# PROMPT:
Every record below should be printed exactly as given.

# EXTRACTED ENTRIES:

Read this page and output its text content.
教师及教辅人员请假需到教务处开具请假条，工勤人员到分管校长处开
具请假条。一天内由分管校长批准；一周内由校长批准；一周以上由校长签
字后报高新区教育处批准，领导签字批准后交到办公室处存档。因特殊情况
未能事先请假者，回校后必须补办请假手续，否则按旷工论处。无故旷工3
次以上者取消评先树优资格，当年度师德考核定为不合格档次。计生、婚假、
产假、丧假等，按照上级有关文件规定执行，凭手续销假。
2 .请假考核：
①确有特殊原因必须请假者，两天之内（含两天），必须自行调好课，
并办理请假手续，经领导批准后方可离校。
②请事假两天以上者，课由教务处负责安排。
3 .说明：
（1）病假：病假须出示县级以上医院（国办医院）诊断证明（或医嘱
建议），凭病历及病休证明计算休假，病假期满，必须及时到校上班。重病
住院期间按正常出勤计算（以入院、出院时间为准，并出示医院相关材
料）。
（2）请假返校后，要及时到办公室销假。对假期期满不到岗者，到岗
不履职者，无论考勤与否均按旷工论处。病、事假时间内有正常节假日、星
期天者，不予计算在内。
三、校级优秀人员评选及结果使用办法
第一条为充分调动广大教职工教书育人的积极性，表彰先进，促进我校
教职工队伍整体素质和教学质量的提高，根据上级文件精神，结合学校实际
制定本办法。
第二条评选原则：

# OUTPUT OF THE TASK:
Read this page and output its text content.
教师及教辅人员请假需到教务处开具请假条，工勤人员到分管校长处开
具请假条。一天内由分管校长批准；一周内由校长批准；一周以上由校长签
字后报高新区教育处批准，领导签字批准后交到办公室处存档。因特殊情况
未能事先请假者，回校后必须补办请假手续，否则按旷工论处。无故旷工3
次以上者取消评先树优资格，当年度师德考核定为不合格档次。计生、婚假、
产假、丧假等，按照上级有关文件规定执行，凭手续销假。
2 .请假考核：
①确有特殊原因必须请假者，两天之内（含两天），必须自行调好课，
并办理请假手续，经领导批准后方可离校。
②请事假两天以上者，课由教务处负责安排。
3 .说明：
（1）病假：病假须出示县级以上医院（国办医院）诊断证明（或医嘱
建议），凭病历及病休证明计算休假，病假期满，必须及时到校上班。重病
住院期间按正常出勤计算（以入院、出院时间为准，并出示医院相关材
料）。
（2）请假返校后，要及时到办公室销假。对假期期满不到岗者，到岗
不履职者，无论考勤与否均按旷工论处。病、事假时间内有正常节假日、星
期天者，不予计算在内。
三、校级优秀人员评选及结果使用办法
第一条为充分调动广大教职工教书育人的积极性，表彰先进，促进我校
教职工队伍整体素质和教学质量的提高，根据上级文件精神，结合学校实际
制定本办法。
第二条评选原则：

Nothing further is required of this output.